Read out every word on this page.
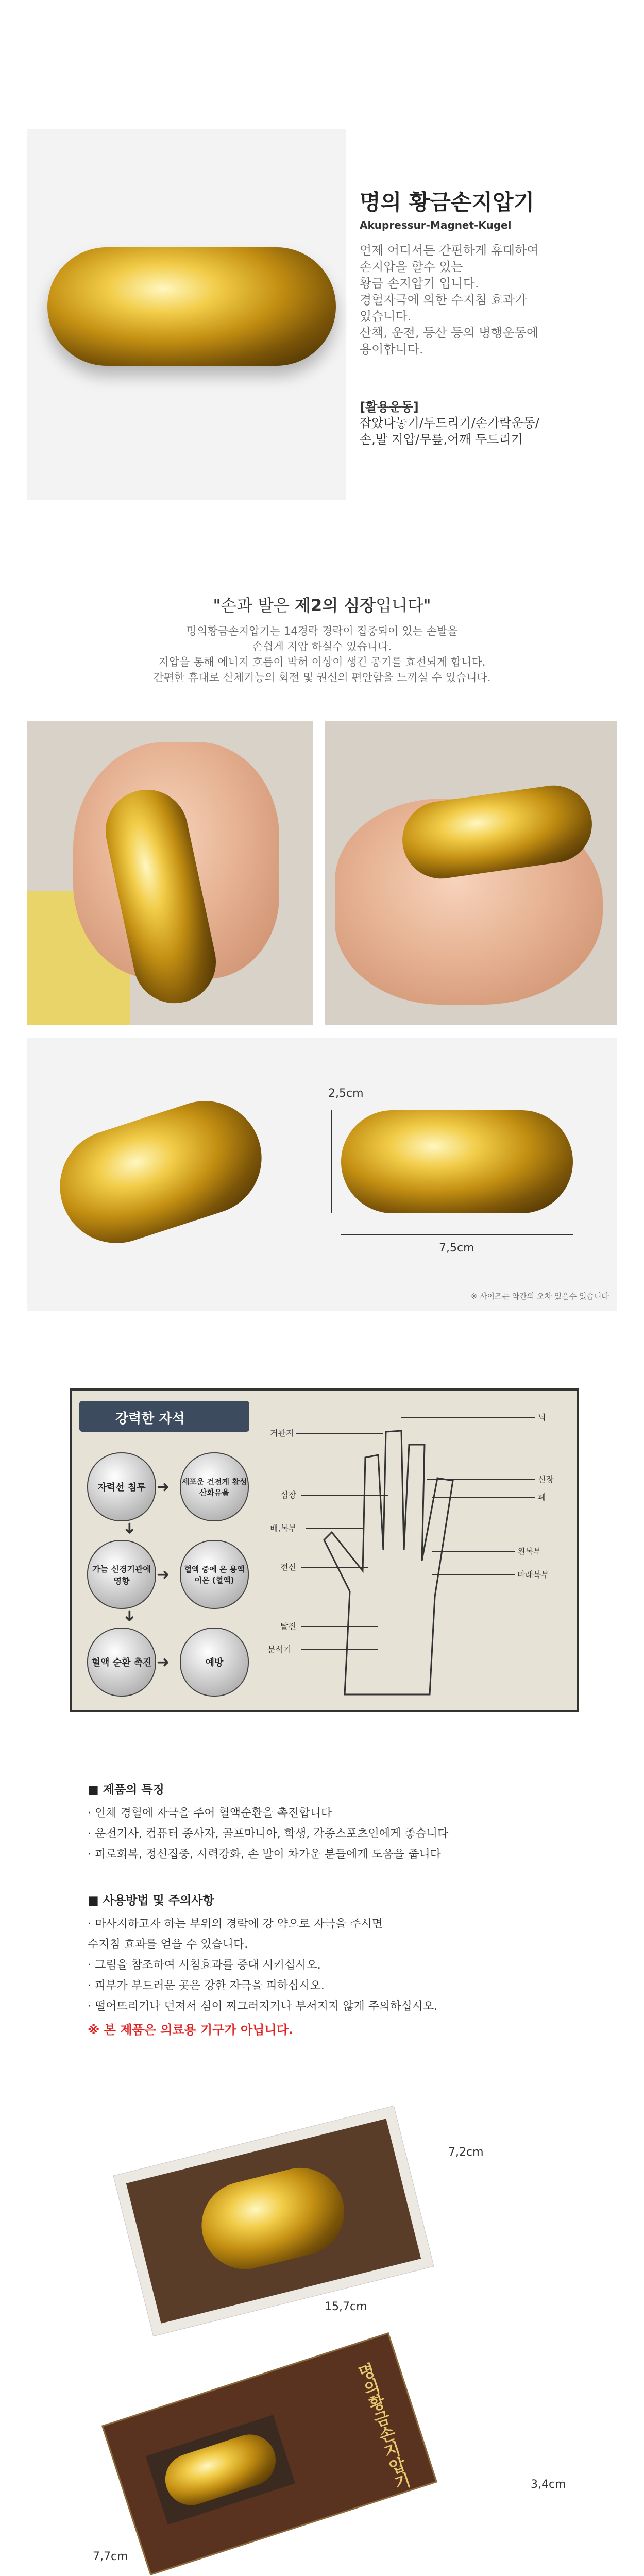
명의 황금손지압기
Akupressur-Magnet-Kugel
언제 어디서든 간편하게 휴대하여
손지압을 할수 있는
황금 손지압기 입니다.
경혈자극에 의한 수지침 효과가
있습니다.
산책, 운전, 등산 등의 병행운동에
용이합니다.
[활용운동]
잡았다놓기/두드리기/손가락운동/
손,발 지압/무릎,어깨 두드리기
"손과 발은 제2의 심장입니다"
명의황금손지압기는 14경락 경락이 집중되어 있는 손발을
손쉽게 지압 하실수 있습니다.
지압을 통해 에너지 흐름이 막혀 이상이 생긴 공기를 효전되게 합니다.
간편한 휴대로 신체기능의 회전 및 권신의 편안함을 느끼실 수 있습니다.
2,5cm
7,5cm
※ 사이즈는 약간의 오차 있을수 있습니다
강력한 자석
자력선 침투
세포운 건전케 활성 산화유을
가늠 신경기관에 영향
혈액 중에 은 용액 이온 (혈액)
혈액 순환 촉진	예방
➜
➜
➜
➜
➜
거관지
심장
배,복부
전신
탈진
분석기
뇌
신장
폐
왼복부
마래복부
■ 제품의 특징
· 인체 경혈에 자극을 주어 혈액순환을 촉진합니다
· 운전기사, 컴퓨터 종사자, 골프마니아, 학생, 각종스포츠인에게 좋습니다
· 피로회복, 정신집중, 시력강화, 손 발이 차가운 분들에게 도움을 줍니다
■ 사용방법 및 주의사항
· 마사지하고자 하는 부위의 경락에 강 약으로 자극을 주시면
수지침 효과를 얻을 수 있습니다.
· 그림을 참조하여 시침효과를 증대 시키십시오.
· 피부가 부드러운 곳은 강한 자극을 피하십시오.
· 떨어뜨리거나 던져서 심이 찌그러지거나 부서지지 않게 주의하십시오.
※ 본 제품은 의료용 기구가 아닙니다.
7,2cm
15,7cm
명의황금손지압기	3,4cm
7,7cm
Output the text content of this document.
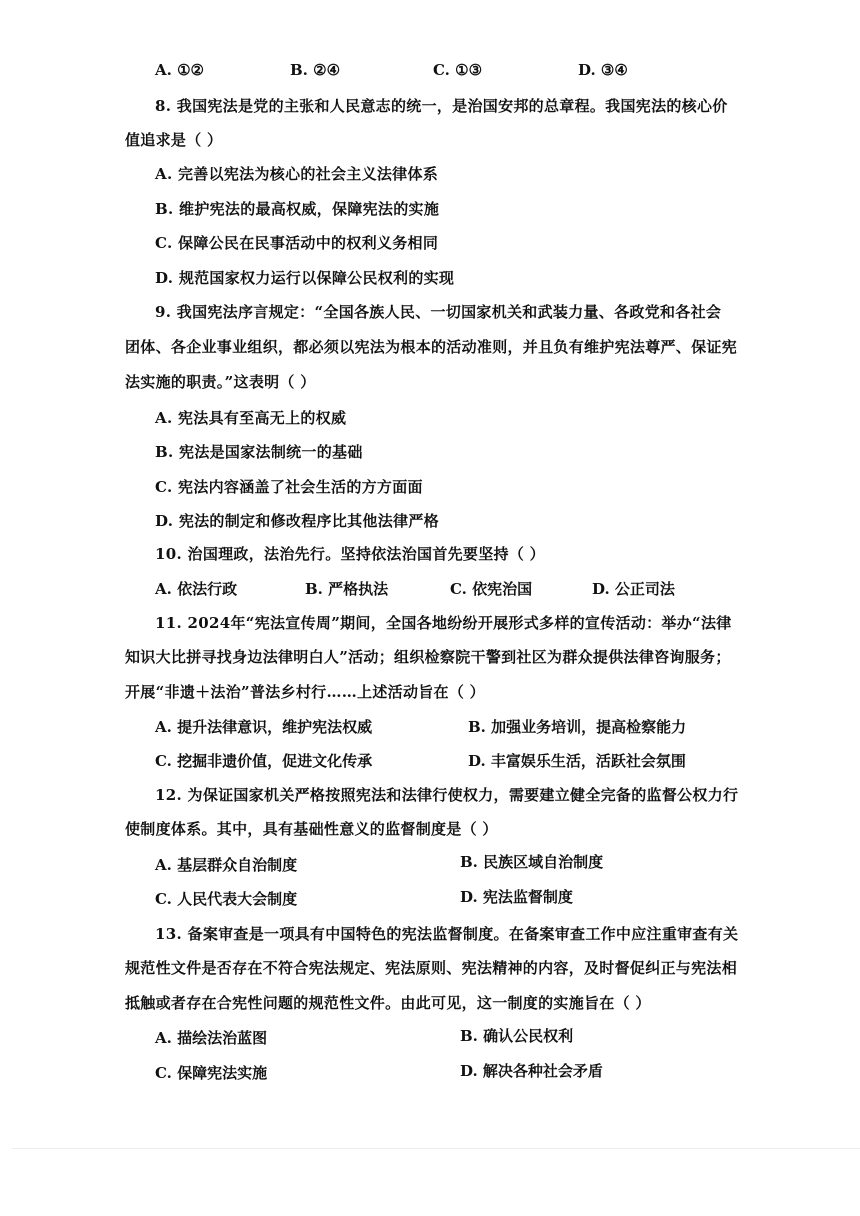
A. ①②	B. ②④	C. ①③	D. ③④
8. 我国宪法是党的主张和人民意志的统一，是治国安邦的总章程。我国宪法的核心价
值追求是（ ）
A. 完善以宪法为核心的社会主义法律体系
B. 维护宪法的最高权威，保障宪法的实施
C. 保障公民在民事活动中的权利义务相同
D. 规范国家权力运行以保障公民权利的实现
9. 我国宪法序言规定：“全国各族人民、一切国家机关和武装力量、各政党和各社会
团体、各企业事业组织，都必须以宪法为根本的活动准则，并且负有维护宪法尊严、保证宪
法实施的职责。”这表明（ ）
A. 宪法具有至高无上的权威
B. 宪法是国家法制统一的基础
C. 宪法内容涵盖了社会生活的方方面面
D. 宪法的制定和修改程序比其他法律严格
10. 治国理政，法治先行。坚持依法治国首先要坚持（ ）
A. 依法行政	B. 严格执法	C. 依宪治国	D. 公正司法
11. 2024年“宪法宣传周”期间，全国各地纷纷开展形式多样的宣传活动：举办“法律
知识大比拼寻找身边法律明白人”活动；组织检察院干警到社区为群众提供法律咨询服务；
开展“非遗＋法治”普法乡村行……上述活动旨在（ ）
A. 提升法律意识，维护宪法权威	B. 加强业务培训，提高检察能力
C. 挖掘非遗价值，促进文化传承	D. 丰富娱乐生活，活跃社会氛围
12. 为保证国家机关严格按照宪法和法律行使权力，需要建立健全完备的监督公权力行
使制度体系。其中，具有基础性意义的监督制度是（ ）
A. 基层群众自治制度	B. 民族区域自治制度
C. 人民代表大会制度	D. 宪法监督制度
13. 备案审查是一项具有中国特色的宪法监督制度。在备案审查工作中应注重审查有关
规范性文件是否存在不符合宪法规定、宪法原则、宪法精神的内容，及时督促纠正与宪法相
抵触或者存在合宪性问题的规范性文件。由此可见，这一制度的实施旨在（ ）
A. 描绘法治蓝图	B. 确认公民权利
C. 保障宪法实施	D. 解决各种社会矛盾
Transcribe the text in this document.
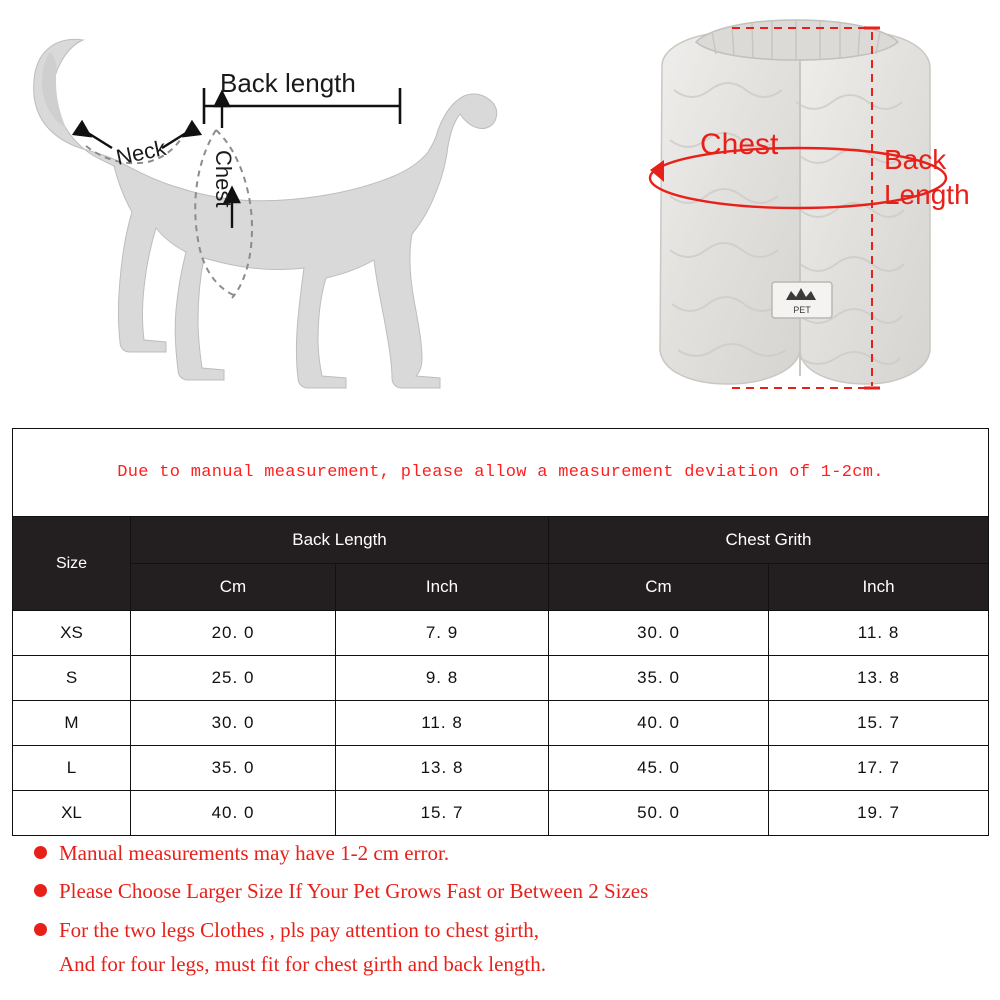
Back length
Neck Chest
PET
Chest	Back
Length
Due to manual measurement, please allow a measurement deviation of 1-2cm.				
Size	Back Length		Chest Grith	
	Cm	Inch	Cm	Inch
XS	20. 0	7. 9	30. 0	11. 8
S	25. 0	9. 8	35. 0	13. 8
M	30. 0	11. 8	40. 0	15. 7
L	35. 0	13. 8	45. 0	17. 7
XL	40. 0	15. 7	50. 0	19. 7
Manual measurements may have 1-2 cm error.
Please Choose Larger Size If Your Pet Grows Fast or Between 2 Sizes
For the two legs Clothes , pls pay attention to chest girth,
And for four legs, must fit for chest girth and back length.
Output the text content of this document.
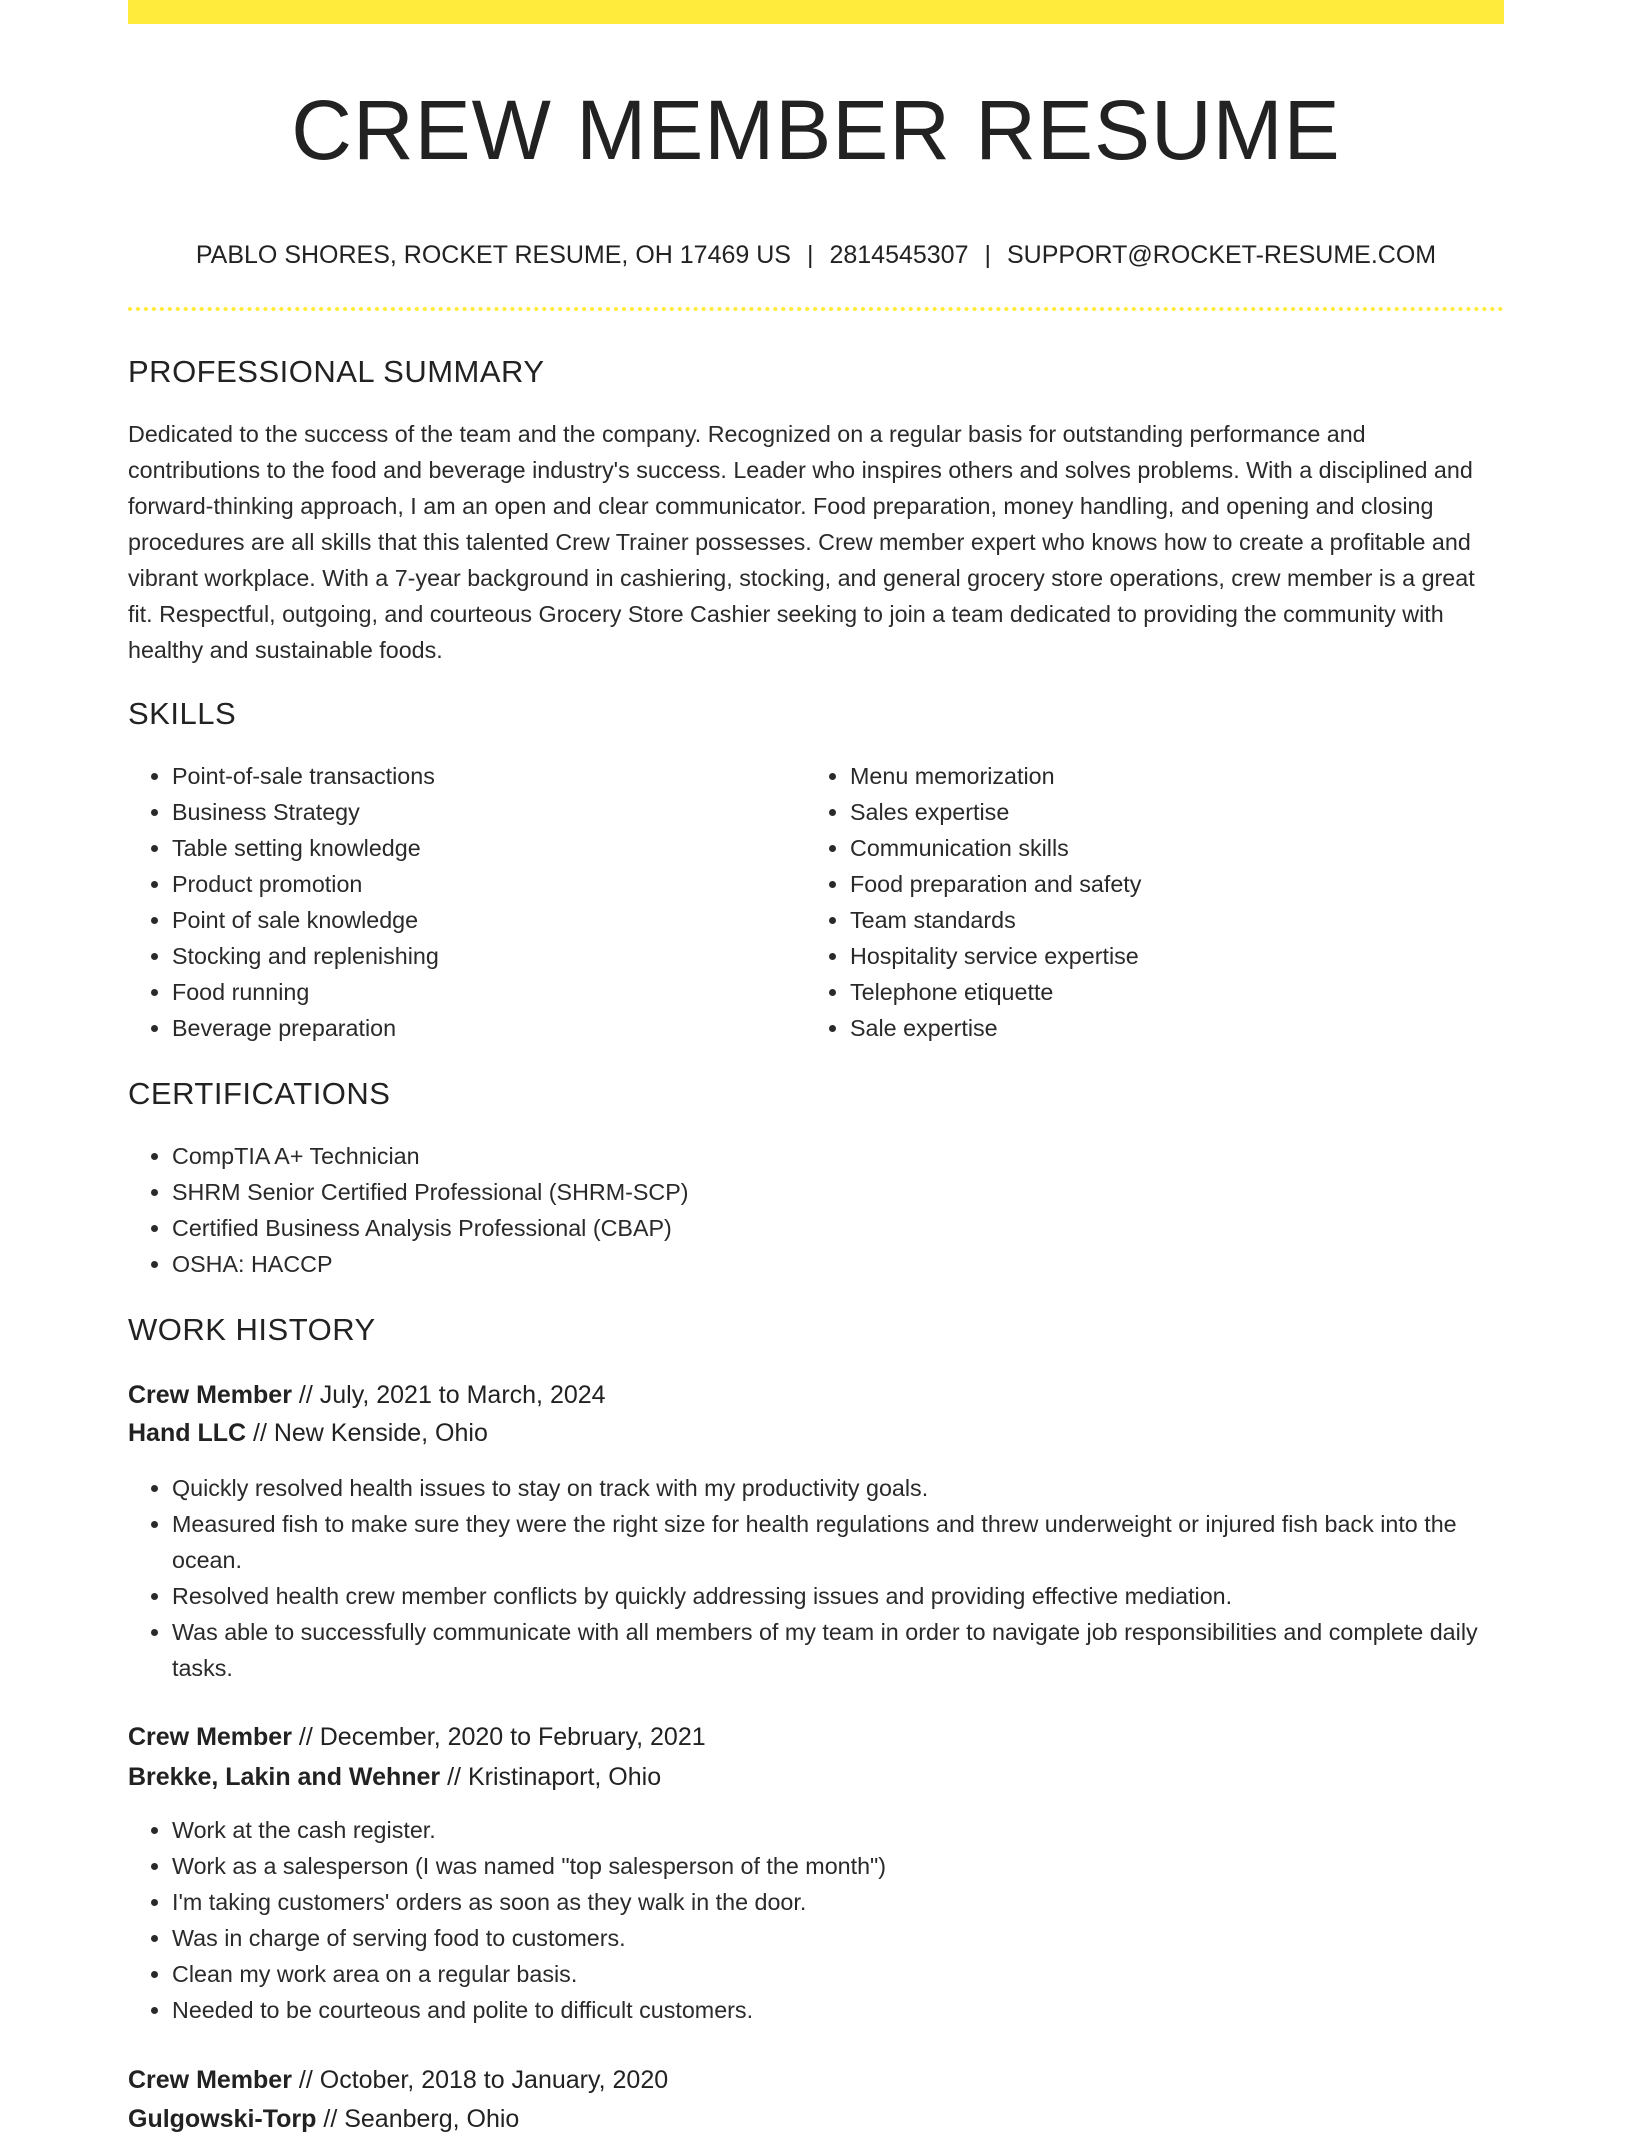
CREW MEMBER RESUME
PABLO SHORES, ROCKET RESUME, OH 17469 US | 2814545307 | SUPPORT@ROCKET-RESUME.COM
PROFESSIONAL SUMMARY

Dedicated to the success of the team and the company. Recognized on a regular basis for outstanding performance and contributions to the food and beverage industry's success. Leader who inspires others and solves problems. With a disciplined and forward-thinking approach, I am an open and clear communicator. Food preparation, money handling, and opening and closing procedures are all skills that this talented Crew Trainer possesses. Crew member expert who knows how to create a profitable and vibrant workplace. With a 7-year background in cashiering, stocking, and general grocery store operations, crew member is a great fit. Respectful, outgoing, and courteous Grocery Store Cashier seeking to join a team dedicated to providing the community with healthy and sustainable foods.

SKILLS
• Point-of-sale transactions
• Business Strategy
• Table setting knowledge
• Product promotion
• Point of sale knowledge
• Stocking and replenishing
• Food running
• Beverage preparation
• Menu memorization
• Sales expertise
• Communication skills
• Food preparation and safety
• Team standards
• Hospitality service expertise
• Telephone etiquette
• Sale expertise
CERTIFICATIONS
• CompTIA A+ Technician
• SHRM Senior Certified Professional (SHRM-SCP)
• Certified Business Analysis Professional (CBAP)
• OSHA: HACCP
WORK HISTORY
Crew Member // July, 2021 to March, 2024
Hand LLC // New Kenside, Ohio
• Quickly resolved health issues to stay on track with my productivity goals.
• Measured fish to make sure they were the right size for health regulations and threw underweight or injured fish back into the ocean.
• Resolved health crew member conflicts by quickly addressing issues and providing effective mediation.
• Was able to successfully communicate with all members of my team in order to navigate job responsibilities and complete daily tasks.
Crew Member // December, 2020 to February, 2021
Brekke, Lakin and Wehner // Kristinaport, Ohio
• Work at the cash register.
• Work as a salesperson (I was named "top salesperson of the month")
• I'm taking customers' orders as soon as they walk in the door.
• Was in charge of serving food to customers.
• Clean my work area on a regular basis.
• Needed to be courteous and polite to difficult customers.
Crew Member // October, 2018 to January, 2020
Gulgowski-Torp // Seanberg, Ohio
---
*EXERCISE OBJECTIVE*: From the entries, copy out each line containing the word "they".

*REPLY*:
• Measured fish to make sure they were the right size for health regulations and threw underweight or injured fish back into the ocean.
• I'm taking customers' orders as soon as they walk in the door.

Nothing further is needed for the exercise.